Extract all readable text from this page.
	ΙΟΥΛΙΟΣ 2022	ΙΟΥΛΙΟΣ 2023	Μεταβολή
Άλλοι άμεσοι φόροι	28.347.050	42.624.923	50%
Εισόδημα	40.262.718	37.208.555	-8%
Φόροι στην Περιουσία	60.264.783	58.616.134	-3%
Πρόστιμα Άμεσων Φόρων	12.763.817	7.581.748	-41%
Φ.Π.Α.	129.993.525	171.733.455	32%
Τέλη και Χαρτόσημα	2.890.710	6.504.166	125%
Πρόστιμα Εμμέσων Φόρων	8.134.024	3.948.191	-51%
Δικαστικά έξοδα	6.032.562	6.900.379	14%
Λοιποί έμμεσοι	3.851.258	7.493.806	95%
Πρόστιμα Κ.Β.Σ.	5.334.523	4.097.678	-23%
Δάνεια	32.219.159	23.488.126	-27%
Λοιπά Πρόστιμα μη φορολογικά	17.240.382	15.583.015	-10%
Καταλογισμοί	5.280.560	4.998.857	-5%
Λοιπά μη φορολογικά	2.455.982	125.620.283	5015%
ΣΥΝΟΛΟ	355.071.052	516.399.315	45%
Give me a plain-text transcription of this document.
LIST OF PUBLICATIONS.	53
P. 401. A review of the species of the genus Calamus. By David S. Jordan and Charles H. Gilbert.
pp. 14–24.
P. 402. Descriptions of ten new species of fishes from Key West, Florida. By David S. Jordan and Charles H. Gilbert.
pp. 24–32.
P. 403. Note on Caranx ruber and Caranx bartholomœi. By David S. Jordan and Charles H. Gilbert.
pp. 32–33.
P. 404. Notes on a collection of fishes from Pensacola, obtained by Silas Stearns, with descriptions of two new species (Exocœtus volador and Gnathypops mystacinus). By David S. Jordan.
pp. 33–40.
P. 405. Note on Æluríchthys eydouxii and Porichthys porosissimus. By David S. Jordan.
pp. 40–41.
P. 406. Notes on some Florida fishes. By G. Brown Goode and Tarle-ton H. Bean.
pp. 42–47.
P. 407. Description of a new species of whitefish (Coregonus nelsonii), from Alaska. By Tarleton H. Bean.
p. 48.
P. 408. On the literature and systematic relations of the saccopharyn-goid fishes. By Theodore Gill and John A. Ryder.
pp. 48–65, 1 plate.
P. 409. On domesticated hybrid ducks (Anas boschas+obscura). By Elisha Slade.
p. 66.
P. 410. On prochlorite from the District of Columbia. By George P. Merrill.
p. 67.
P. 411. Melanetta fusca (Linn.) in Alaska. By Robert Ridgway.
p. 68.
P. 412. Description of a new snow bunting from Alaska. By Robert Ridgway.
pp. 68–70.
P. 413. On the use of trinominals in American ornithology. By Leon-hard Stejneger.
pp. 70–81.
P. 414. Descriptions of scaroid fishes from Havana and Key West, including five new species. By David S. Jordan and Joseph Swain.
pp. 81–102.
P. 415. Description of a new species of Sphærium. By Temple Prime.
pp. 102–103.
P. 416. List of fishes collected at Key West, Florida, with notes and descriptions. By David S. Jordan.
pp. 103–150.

## Your instructions
Lines holding the word "Robert" in the entries above are the ones to pull out. Copy them all.

## Answer to this problem
P. 411. Melanetta fusca (Linn.) in Alaska. By Robert Ridgway.
P. 412. Description of a new snow bunting from Alaska. By Robert Ridgway.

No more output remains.